### Challenge
Copy each line with the word "plain" in it.

### Listed entries
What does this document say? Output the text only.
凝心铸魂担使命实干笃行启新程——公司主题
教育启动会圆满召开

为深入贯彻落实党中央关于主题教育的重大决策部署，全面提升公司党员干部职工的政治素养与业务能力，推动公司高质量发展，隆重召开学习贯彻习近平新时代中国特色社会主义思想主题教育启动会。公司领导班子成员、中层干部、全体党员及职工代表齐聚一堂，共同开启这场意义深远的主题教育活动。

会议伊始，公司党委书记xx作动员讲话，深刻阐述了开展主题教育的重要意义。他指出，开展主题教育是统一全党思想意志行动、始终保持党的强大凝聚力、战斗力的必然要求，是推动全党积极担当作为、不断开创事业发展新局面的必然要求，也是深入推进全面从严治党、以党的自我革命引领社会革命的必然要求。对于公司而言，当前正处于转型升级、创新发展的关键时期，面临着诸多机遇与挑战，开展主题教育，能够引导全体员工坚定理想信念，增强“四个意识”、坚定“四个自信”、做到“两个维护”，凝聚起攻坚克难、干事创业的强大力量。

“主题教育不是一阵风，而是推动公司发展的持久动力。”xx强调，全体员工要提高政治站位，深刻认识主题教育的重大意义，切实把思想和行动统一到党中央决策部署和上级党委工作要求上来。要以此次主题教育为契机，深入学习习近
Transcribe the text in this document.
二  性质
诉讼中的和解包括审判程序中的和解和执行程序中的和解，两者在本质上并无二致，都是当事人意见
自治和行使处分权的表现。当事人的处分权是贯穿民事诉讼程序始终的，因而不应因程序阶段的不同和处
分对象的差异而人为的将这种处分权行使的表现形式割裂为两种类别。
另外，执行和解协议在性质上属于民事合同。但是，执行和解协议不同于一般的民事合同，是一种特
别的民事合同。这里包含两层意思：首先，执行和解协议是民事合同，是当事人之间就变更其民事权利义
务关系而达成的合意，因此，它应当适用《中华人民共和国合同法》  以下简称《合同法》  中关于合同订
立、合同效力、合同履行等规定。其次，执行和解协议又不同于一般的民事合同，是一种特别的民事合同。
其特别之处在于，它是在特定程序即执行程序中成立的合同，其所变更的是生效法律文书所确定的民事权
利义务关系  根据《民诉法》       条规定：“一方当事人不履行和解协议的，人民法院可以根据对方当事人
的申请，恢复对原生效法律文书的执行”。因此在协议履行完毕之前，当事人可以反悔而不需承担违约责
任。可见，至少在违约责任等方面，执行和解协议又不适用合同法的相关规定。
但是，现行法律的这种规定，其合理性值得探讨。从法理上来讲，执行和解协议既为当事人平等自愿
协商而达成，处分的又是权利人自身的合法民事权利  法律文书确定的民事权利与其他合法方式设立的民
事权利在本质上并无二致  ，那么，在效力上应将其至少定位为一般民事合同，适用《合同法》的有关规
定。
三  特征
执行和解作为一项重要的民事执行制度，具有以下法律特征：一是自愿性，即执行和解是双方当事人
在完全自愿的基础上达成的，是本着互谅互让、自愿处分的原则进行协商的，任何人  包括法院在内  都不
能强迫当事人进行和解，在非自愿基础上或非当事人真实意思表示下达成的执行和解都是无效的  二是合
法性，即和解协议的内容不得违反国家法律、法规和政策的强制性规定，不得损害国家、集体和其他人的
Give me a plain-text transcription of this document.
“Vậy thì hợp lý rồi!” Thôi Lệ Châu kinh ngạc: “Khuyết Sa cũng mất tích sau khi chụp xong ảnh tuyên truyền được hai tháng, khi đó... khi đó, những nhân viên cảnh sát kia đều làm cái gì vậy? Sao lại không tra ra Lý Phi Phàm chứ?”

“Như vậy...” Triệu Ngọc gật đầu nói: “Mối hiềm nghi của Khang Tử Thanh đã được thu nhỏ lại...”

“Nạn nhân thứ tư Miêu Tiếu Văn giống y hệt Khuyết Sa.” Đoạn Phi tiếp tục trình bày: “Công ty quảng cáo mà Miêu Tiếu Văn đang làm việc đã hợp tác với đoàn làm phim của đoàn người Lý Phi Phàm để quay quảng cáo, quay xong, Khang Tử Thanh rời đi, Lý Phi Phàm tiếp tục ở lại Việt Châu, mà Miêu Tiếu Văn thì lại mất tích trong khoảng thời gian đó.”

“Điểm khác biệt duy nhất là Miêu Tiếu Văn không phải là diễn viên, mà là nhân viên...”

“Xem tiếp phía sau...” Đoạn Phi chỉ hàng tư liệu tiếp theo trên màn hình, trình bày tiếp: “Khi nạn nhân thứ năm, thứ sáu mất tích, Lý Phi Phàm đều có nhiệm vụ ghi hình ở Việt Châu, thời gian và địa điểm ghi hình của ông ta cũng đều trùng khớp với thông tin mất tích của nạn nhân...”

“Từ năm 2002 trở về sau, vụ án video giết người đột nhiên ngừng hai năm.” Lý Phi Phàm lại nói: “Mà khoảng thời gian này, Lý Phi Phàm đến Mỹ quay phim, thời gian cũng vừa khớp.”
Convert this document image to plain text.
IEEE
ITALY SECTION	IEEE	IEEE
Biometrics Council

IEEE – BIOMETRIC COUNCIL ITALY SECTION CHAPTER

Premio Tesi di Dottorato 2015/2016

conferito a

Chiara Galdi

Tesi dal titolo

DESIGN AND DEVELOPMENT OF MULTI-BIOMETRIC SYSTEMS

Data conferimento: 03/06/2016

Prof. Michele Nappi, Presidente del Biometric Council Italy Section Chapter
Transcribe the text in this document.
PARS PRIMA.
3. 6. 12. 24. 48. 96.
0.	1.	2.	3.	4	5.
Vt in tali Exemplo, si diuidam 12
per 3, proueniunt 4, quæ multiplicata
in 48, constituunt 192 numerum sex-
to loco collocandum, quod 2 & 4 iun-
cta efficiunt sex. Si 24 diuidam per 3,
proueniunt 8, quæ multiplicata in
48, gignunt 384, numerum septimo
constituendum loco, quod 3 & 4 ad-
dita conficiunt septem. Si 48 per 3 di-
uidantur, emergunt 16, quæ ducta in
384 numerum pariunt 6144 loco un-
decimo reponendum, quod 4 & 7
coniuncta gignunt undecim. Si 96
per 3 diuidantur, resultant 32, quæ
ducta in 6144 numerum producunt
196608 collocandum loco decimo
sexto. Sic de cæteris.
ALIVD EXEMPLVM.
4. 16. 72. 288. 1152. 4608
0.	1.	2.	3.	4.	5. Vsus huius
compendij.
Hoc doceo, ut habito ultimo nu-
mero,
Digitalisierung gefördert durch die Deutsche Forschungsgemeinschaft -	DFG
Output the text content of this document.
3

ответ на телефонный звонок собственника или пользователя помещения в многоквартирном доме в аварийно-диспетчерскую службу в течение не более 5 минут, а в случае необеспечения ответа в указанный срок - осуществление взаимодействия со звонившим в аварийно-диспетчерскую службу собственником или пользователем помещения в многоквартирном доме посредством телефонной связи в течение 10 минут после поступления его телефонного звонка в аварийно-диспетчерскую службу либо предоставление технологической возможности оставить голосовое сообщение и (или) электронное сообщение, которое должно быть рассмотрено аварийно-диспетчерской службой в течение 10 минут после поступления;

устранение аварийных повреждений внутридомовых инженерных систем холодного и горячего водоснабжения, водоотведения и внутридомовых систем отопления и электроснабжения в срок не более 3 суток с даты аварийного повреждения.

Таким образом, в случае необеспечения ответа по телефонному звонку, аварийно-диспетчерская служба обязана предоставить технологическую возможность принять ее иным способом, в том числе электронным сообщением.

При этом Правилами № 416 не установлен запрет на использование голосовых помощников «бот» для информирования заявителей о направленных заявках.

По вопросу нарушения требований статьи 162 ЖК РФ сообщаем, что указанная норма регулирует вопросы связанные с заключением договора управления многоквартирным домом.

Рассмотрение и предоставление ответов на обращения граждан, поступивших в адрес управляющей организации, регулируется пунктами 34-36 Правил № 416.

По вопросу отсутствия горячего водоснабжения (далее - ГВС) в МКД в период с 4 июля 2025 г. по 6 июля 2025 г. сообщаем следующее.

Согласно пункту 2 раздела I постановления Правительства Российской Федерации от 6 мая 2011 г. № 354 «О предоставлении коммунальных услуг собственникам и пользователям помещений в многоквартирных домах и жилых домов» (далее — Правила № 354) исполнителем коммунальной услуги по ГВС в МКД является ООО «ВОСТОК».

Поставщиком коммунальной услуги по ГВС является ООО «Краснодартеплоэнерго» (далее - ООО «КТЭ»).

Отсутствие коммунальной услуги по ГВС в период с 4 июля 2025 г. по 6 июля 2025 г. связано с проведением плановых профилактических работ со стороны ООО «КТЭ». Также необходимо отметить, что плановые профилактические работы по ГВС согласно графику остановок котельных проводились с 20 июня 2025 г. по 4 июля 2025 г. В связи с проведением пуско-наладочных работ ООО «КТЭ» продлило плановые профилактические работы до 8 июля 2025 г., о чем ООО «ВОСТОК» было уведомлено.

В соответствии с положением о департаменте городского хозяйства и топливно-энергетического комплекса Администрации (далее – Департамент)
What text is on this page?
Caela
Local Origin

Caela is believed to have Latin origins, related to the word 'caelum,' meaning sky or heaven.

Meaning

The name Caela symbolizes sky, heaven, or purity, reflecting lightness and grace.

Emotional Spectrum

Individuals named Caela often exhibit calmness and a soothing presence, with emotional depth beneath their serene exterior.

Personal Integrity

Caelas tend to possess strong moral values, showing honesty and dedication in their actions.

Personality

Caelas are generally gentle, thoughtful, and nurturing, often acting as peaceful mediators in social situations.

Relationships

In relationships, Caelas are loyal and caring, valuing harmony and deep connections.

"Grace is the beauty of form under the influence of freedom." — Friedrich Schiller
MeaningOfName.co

### In response
Give me a plain-text transcription of this document.
Convert this document image to plain text.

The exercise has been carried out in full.